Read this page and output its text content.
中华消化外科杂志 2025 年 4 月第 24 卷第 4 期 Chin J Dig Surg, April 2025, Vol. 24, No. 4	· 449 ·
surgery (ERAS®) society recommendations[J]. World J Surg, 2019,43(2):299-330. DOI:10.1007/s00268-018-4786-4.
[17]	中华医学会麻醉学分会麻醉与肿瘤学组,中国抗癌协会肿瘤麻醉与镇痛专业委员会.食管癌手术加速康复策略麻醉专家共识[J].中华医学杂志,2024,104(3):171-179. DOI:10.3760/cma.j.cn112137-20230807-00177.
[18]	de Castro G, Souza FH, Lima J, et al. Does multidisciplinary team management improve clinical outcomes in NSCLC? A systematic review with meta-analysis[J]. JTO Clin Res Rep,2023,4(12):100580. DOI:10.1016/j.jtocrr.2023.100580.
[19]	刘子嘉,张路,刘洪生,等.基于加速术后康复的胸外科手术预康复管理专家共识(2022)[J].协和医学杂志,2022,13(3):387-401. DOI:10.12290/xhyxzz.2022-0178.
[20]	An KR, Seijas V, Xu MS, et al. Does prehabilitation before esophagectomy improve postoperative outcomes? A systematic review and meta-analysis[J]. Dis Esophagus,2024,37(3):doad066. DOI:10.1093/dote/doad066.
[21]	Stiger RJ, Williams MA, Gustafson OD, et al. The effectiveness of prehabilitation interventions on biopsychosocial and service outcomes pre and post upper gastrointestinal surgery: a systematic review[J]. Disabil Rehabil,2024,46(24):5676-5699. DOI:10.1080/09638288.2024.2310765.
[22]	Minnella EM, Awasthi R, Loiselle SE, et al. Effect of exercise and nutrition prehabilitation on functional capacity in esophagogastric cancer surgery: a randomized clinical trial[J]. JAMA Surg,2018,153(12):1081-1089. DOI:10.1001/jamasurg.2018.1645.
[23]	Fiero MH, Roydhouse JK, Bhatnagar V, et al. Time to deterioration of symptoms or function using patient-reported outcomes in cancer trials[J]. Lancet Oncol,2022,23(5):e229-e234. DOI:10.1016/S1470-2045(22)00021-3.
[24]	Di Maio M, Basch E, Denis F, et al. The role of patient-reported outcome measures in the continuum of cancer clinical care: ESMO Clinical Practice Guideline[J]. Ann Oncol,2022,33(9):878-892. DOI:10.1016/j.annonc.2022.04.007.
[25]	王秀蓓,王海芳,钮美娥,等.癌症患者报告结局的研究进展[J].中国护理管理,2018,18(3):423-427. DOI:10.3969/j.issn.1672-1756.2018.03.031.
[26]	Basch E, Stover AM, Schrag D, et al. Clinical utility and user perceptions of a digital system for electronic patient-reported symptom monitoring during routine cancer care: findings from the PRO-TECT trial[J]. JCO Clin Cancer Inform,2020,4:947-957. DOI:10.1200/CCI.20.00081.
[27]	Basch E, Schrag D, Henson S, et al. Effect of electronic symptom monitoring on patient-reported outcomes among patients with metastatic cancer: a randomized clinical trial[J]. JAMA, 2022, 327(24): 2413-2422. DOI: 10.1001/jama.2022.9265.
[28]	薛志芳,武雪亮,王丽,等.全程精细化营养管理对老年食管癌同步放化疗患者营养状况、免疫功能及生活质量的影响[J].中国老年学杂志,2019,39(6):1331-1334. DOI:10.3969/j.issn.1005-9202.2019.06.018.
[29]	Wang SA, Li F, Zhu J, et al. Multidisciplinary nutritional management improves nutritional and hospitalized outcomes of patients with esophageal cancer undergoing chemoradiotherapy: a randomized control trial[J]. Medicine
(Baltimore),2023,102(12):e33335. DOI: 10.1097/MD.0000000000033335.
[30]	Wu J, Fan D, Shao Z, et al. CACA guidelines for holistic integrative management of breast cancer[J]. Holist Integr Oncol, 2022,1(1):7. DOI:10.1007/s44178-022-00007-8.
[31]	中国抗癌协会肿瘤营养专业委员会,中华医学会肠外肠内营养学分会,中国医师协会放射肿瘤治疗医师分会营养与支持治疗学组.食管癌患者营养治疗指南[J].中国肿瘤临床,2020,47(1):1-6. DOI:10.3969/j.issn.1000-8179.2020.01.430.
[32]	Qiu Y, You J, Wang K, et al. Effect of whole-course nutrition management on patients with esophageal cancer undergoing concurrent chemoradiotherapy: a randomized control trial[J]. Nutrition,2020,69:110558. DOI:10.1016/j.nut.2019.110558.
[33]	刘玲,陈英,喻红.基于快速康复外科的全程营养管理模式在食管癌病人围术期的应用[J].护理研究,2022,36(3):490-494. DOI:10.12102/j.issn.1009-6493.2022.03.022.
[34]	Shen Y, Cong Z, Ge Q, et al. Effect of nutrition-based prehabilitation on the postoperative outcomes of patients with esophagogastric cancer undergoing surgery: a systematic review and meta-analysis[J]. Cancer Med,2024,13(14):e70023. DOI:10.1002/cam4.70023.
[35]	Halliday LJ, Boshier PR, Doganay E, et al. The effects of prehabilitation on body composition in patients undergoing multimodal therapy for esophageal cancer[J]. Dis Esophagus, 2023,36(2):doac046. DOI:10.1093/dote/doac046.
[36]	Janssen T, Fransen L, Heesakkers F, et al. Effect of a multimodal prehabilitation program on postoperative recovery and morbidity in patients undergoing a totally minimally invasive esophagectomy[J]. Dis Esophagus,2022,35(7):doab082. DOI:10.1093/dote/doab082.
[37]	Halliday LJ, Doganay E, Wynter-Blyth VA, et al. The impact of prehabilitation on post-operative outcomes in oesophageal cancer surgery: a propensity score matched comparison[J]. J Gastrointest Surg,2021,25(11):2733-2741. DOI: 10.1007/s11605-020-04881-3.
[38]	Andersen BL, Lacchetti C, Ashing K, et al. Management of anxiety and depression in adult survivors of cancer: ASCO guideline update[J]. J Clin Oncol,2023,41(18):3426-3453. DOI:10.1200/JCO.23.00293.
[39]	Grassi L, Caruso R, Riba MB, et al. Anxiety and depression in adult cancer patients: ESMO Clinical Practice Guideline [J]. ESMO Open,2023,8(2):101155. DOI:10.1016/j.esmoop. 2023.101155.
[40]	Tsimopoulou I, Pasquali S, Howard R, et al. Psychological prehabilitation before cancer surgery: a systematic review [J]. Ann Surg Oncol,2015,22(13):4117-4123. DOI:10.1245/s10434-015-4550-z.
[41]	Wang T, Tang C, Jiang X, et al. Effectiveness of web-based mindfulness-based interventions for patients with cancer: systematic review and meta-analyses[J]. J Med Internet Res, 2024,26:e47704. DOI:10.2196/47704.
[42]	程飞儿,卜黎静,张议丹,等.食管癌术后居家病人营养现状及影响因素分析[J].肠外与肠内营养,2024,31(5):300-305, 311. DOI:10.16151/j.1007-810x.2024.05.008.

----------

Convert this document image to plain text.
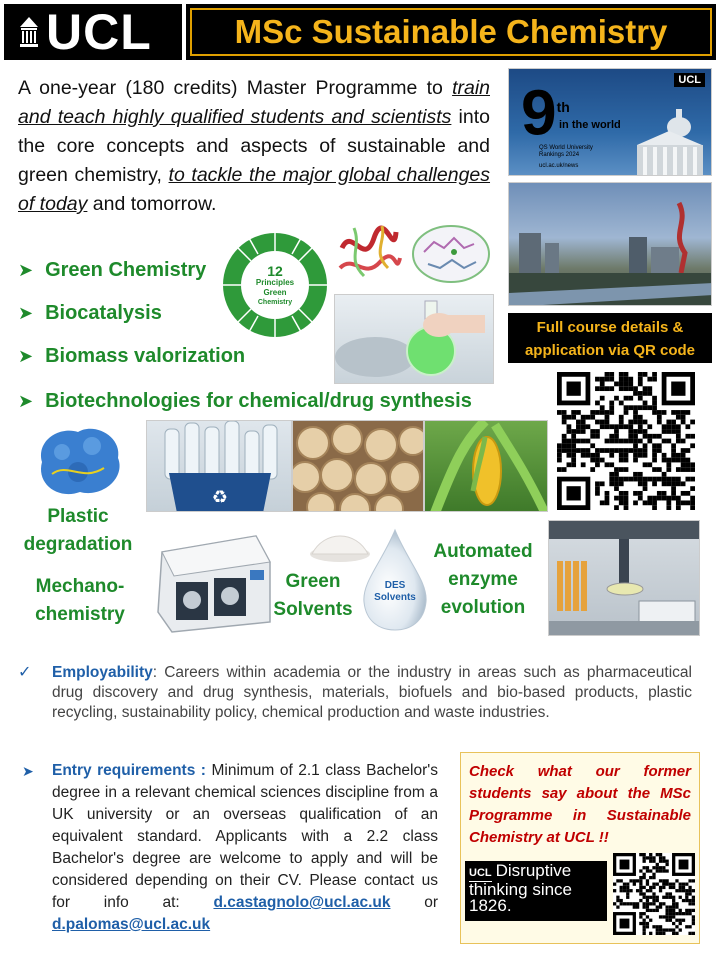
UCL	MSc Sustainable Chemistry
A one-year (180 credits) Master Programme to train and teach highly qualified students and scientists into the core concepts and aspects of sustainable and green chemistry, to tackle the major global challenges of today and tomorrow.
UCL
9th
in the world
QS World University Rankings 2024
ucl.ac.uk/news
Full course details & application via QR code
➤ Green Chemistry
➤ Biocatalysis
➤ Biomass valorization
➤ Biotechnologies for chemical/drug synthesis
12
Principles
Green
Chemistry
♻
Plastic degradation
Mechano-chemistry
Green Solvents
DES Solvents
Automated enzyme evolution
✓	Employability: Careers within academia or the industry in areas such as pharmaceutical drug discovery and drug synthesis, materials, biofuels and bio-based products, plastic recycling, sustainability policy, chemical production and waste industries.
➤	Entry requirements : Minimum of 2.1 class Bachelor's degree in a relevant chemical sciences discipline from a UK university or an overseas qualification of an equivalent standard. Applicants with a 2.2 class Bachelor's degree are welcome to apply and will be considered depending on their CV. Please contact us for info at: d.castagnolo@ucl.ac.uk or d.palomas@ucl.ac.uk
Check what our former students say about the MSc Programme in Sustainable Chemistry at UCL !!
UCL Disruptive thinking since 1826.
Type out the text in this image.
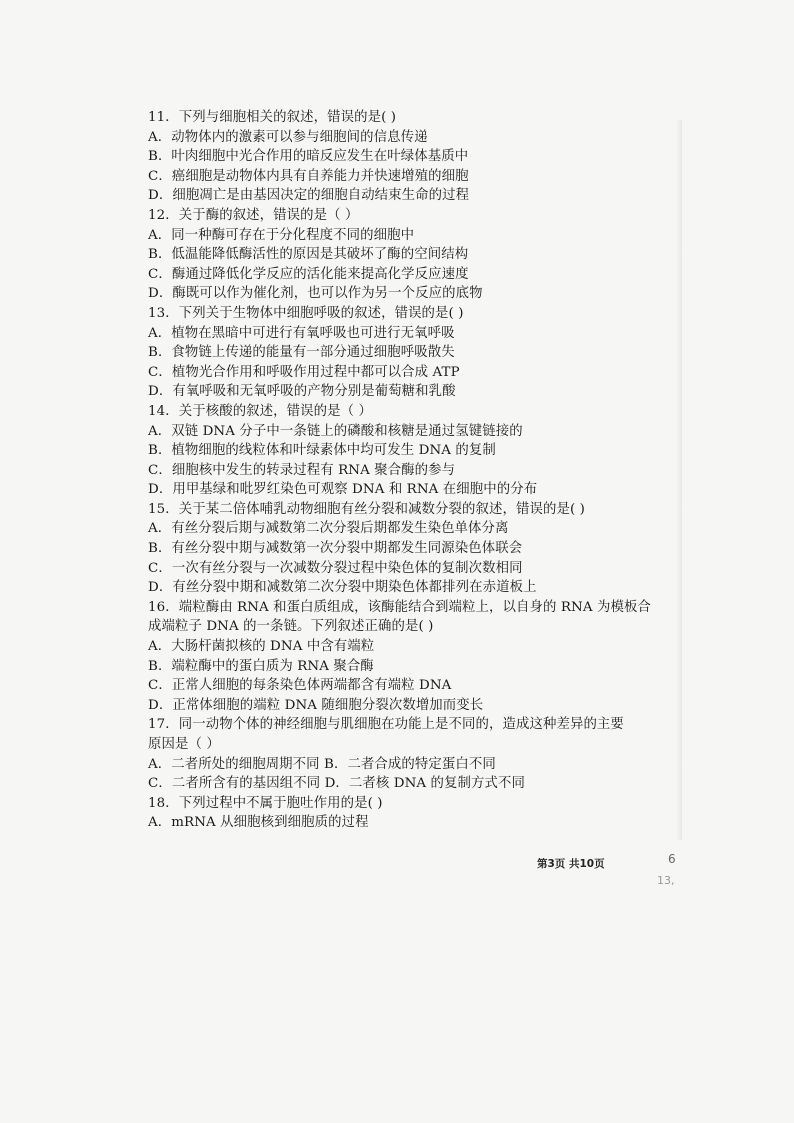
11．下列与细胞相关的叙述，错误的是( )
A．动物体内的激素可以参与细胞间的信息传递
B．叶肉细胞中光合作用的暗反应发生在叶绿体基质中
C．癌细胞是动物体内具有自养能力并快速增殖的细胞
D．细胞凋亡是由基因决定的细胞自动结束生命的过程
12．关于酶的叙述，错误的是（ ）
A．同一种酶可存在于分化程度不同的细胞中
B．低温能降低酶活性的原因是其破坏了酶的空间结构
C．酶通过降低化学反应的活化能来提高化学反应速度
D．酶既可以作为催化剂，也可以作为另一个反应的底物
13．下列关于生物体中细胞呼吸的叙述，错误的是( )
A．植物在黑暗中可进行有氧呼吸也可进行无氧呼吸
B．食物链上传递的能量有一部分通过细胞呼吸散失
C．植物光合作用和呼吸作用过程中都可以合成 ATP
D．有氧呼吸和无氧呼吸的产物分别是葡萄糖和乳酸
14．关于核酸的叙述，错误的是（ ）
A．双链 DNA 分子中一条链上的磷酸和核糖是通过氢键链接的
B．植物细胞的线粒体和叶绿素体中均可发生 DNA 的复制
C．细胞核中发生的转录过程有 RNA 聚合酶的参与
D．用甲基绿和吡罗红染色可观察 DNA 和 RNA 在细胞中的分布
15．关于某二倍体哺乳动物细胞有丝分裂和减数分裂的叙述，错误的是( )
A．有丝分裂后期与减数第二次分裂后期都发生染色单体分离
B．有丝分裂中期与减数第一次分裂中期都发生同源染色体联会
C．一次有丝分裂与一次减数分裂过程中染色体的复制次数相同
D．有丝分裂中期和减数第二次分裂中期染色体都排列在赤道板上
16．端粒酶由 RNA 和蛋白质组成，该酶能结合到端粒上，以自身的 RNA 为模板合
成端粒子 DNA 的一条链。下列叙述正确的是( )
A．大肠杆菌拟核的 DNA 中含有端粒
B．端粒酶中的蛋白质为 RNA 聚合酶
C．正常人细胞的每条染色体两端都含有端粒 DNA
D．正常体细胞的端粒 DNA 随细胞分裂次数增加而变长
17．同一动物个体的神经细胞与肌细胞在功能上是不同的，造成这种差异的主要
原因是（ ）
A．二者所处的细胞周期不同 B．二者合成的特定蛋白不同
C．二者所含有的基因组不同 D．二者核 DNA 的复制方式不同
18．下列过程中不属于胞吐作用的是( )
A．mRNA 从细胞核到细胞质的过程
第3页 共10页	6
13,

----------

**TASK BRIEF**. Search the entries for the string "text" and copy each line where it occurs.

**TASK ANSWER**.
Read this page and output its text content.
Convert this document image to plain text.
Type out the text in this image.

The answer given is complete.